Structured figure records
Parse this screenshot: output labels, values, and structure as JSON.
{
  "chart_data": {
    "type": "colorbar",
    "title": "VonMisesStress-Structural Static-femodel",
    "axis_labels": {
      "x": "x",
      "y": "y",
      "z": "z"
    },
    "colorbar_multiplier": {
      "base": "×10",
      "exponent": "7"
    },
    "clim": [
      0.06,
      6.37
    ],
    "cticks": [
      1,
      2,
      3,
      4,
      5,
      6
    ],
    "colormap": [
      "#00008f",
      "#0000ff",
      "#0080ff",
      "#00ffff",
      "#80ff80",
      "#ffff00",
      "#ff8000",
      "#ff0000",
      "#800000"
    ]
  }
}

WHAT TO DO =>
The entries above should be repeated exactly, every one of them.

RESULT =>
Parse this screenshot: output labels, values, and structure as JSON.
{
  "chart_data": {
    "type": "colorbar",
    "title": "VonMisesStress-Structural Static-femodel",
    "axis_labels": {
      "x": "x",
      "y": "y",
      "z": "z"
    },
    "colorbar_multiplier": {
      "base": "×10",
      "exponent": "7"
    },
    "clim": [
      0.06,
      6.37
    ],
    "cticks": [
      1,
      2,
      3,
      4,
      5,
      6
    ],
    "colormap": [
      "#00008f",
      "#0000ff",
      "#0080ff",
      "#00ffff",
      "#80ff80",
      "#ffff00",
      "#ff8000",
      "#ff0000",
      "#800000"
    ]
  }
}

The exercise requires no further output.